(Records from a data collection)
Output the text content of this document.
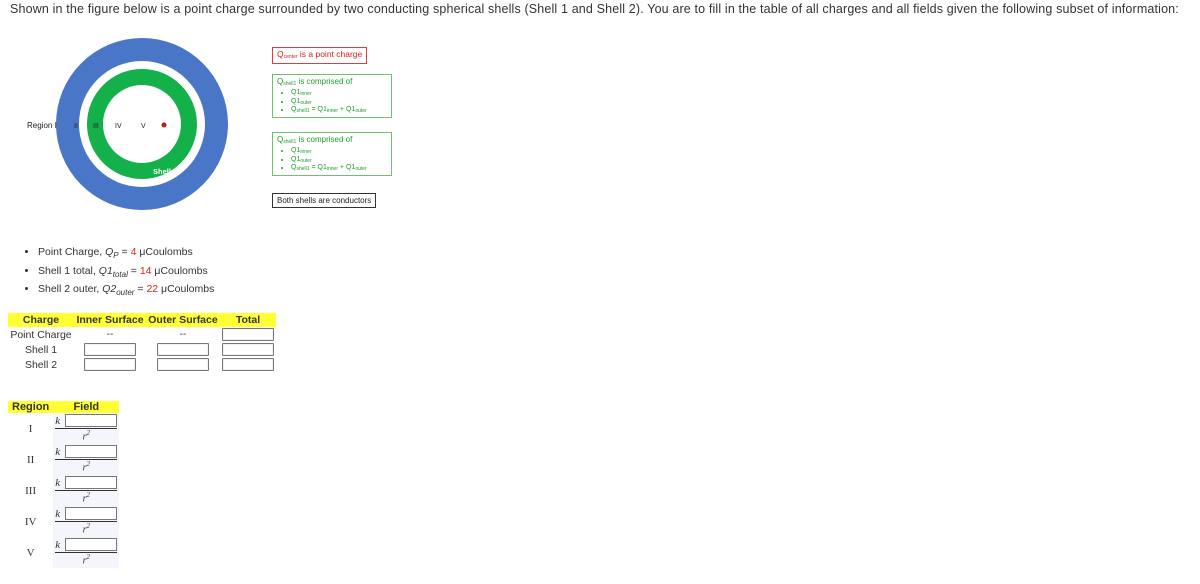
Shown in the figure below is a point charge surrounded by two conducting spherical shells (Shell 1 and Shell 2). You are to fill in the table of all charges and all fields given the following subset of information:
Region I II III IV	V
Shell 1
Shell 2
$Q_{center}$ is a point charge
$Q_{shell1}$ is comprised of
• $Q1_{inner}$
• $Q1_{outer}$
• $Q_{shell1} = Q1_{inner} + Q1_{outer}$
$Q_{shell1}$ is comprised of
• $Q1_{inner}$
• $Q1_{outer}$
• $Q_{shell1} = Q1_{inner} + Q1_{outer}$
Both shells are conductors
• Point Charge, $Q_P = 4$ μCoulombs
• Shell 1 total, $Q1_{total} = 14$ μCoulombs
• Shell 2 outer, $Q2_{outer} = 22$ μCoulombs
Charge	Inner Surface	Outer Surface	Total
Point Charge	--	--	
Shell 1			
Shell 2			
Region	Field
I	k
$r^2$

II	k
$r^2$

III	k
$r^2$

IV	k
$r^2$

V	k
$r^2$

What the task asks:
All the lines above are to be given again exactly as they read, with the pictures removed.

Exercise response:
Output the text content of this document.
Shown in the figure below is a point charge surrounded by two conducting spherical shells (Shell 1 and Shell 2). You are to fill in the table of all charges and all fields given the following subset of information:
Region I II III IV	V
Shell 1
Shell 2
$Q_{center}$ is a point charge
$Q_{shell1}$ is comprised of
• $Q1_{inner}$
• $Q1_{outer}$
• $Q_{shell1} = Q1_{inner} + Q1_{outer}$
$Q_{shell1}$ is comprised of
• $Q1_{inner}$
• $Q1_{outer}$
• $Q_{shell1} = Q1_{inner} + Q1_{outer}$
Both shells are conductors
• Point Charge, $Q_P = 4$ μCoulombs
• Shell 1 total, $Q1_{total} = 14$ μCoulombs
• Shell 2 outer, $Q2_{outer} = 22$ μCoulombs
Charge	Inner Surface	Outer Surface	Total
Point Charge	--	--	
Shell 1			
Shell 2			
Region	Field
I	k
$r^2$

II	k
$r^2$

III	k
$r^2$

IV	k
$r^2$

V	k
$r^2$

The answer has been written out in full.